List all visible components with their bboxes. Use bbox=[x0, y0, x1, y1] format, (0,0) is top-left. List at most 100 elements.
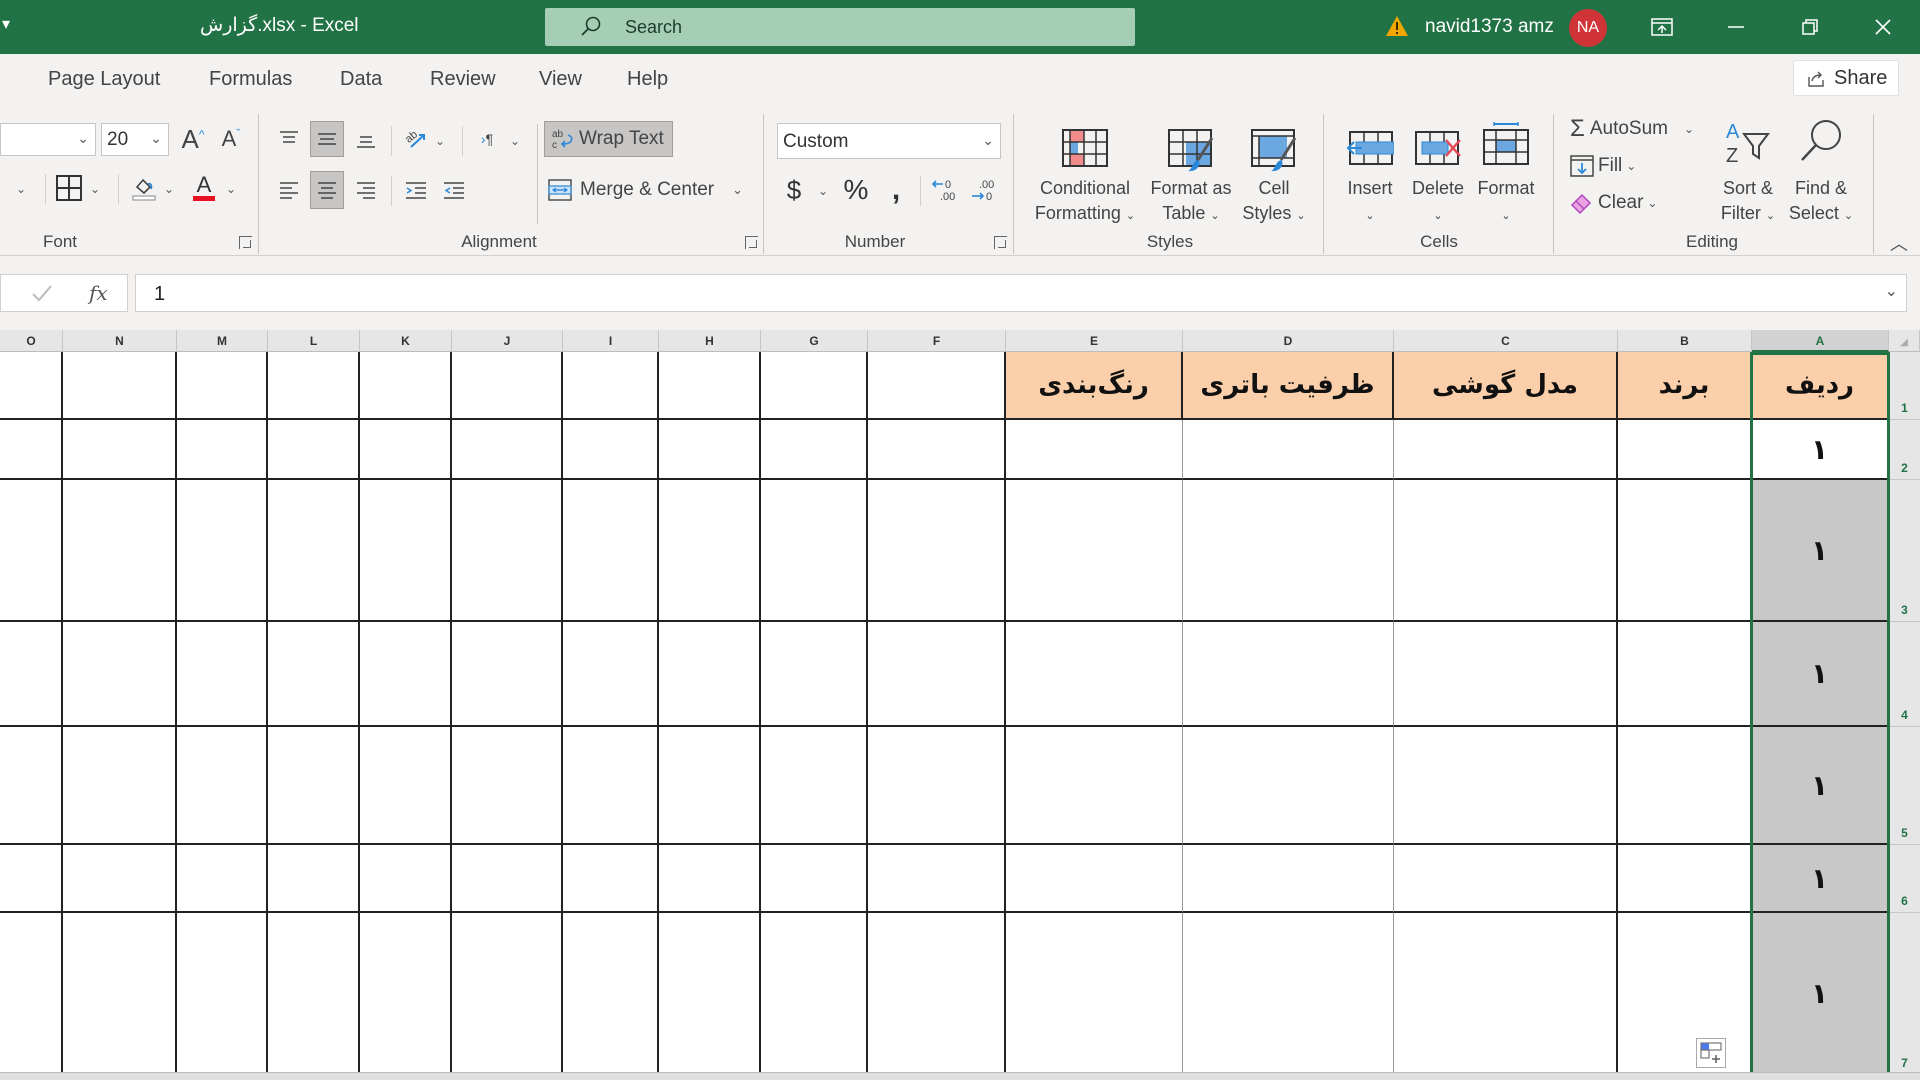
font-name-combo[interactable]: ⌄ bbox=[0, 123, 96, 156]
cell-d2[interactable] bbox=[1183, 420, 1394, 480]
autosum-button[interactable]: Σ AutoSum ⌄ bbox=[1570, 113, 1710, 145]
align-center-button[interactable] bbox=[310, 171, 344, 209]
align-left-button[interactable] bbox=[272, 173, 306, 207]
cell-styles-button[interactable]: Cell Styles ⌄ bbox=[1234, 114, 1314, 232]
increase-indent-button[interactable] bbox=[437, 173, 471, 207]
cell-d6[interactable] bbox=[1183, 845, 1394, 913]
cell-a3[interactable]: ١ bbox=[1752, 480, 1889, 622]
tab-help[interactable]: Help bbox=[627, 68, 668, 91]
increase-decimal-button[interactable]: 0 .00 bbox=[928, 172, 962, 208]
cell-e7[interactable] bbox=[1006, 913, 1183, 1075]
font-size-combo[interactable]: 20 ⌄ bbox=[101, 123, 169, 156]
text-direction-dropdown-icon[interactable]: ⌄ bbox=[510, 134, 520, 148]
cell-b3[interactable] bbox=[1618, 480, 1752, 622]
cell-l1[interactable] bbox=[268, 352, 360, 420]
cell-f5[interactable] bbox=[868, 727, 1006, 845]
row-header-6[interactable]: 6 bbox=[1889, 845, 1920, 913]
find-select-button[interactable]: Find & Select ⌄ bbox=[1784, 114, 1858, 232]
cell-h7[interactable] bbox=[659, 913, 761, 1075]
merge-center-button[interactable]: Merge & Center ⌄ bbox=[546, 172, 746, 208]
column-header-f[interactable]: F bbox=[868, 330, 1006, 352]
cell-h2[interactable] bbox=[659, 420, 761, 480]
column-header-d[interactable]: D bbox=[1183, 330, 1394, 352]
orientation-dropdown-icon[interactable]: ⌄ bbox=[435, 134, 445, 148]
cell-e5[interactable] bbox=[1006, 727, 1183, 845]
cell-n4[interactable] bbox=[63, 622, 177, 727]
cell-j4[interactable] bbox=[452, 622, 563, 727]
cell-l3[interactable] bbox=[268, 480, 360, 622]
cell-a6[interactable]: ١ bbox=[1752, 845, 1889, 913]
cell-o7[interactable] bbox=[0, 913, 63, 1075]
cell-a5[interactable]: ١ bbox=[1752, 727, 1889, 845]
column-header-h[interactable]: H bbox=[659, 330, 761, 352]
cell-b7[interactable] bbox=[1618, 913, 1752, 1075]
cell-k2[interactable] bbox=[360, 420, 452, 480]
clear-button[interactable]: Clear ⌄ bbox=[1570, 187, 1670, 219]
borders-button[interactable] bbox=[52, 171, 86, 205]
cell-b4[interactable] bbox=[1618, 622, 1752, 727]
insert-button[interactable]: Insert ⌄ bbox=[1336, 114, 1404, 232]
cell-l6[interactable] bbox=[268, 845, 360, 913]
row-header-5[interactable]: 5 bbox=[1889, 727, 1920, 845]
restore-button[interactable] bbox=[1780, 0, 1840, 54]
cell-n5[interactable] bbox=[63, 727, 177, 845]
select-all-corner[interactable]: ◢ bbox=[1889, 330, 1920, 352]
qat-overflow-icon[interactable]: ▾ bbox=[2, 14, 10, 34]
cell-m1[interactable] bbox=[177, 352, 268, 420]
middle-align-button[interactable] bbox=[310, 121, 344, 157]
cell-h6[interactable] bbox=[659, 845, 761, 913]
top-align-button[interactable] bbox=[272, 122, 306, 156]
column-header-n[interactable]: N bbox=[63, 330, 177, 352]
cell-g5[interactable] bbox=[761, 727, 868, 845]
cell-m6[interactable] bbox=[177, 845, 268, 913]
cell-j1[interactable] bbox=[452, 352, 563, 420]
cell-o5[interactable] bbox=[0, 727, 63, 845]
cell-o3[interactable] bbox=[0, 480, 63, 622]
cell-g7[interactable] bbox=[761, 913, 868, 1075]
column-header-c[interactable]: C bbox=[1394, 330, 1618, 352]
worksheet-grid[interactable]: O N M L K J I H G F E D C B A ◢ 1 2 3 4 … bbox=[0, 330, 1920, 1080]
column-header-b[interactable]: B bbox=[1618, 330, 1752, 352]
horizontal-scrollbar[interactable] bbox=[0, 1072, 1920, 1080]
cell-e1[interactable]: رنگ‌بندی bbox=[1006, 352, 1183, 420]
accounting-dropdown-icon[interactable]: ⌄ bbox=[818, 184, 828, 198]
cell-l2[interactable] bbox=[268, 420, 360, 480]
number-dialog-launcher[interactable] bbox=[994, 236, 1007, 249]
cell-n7[interactable] bbox=[63, 913, 177, 1075]
decrease-indent-button[interactable] bbox=[399, 173, 433, 207]
percent-style-button[interactable]: % bbox=[840, 172, 872, 208]
share-button[interactable]: Share bbox=[1793, 60, 1899, 96]
column-header-o[interactable]: O bbox=[0, 330, 63, 352]
column-header-m[interactable]: M bbox=[177, 330, 268, 352]
account-name[interactable]: navid1373 amz bbox=[1425, 16, 1554, 38]
cell-b1[interactable]: برند bbox=[1618, 352, 1752, 420]
expand-formula-bar-icon[interactable]: ⌄ bbox=[1885, 281, 1898, 301]
close-button[interactable] bbox=[1853, 0, 1913, 54]
conditional-formatting-button[interactable]: Conditional Formatting ⌄ bbox=[1022, 114, 1148, 232]
sort-filter-button[interactable]: A Z Sort & Filter ⌄ bbox=[1714, 114, 1782, 232]
underline-dropdown-icon[interactable]: ⌄ bbox=[16, 182, 26, 196]
text-direction-button[interactable]: ›¶ bbox=[470, 122, 504, 156]
cell-g1[interactable] bbox=[761, 352, 868, 420]
column-header-e[interactable]: E bbox=[1006, 330, 1183, 352]
cell-e6[interactable] bbox=[1006, 845, 1183, 913]
cell-o2[interactable] bbox=[0, 420, 63, 480]
cell-i3[interactable] bbox=[563, 480, 659, 622]
font-dialog-launcher[interactable] bbox=[239, 236, 252, 249]
cell-f7[interactable] bbox=[868, 913, 1006, 1075]
accounting-format-button[interactable]: $ bbox=[780, 172, 808, 208]
cell-n1[interactable] bbox=[63, 352, 177, 420]
column-header-k[interactable]: K bbox=[360, 330, 452, 352]
cell-n6[interactable] bbox=[63, 845, 177, 913]
cell-i5[interactable] bbox=[563, 727, 659, 845]
decrease-decimal-button[interactable]: .00 0 bbox=[967, 172, 1001, 208]
cell-h5[interactable] bbox=[659, 727, 761, 845]
cell-a2[interactable]: ١ bbox=[1752, 420, 1889, 480]
fill-color-dropdown-icon[interactable]: ⌄ bbox=[164, 182, 174, 196]
warning-icon[interactable] bbox=[1385, 15, 1409, 37]
alignment-dialog-launcher[interactable] bbox=[745, 236, 758, 249]
bottom-align-button[interactable] bbox=[349, 122, 383, 156]
cell-e4[interactable] bbox=[1006, 622, 1183, 727]
tab-review[interactable]: Review bbox=[430, 68, 496, 91]
cell-d1[interactable]: ظرفیت باتری bbox=[1183, 352, 1394, 420]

○ ○ ○ ○ ○ ○ ○

# Instruction
Can you reproduce, word for word, the lines starting at the one that contains "font-name-combo[interactable]: ⌄ bbox=[0, 123, 96, 156]" and ending at the one that contains "increase-decimal-button[interactable]: 0 .00", with both of those lines included?

# Answer to the task
font-name-combo[interactable]: ⌄ bbox=[0, 123, 96, 156]
cell-d2[interactable] bbox=[1183, 420, 1394, 480]
autosum-button[interactable]: Σ AutoSum ⌄ bbox=[1570, 113, 1710, 145]
align-center-button[interactable] bbox=[310, 171, 344, 209]
align-left-button[interactable] bbox=[272, 173, 306, 207]
cell-styles-button[interactable]: Cell Styles ⌄ bbox=[1234, 114, 1314, 232]
increase-indent-button[interactable] bbox=[437, 173, 471, 207]
cell-d6[interactable] bbox=[1183, 845, 1394, 913]
cell-a3[interactable]: ١ bbox=[1752, 480, 1889, 622]
tab-help[interactable]: Help bbox=[627, 68, 668, 91]
increase-decimal-button[interactable]: 0 .00 bbox=[928, 172, 962, 208]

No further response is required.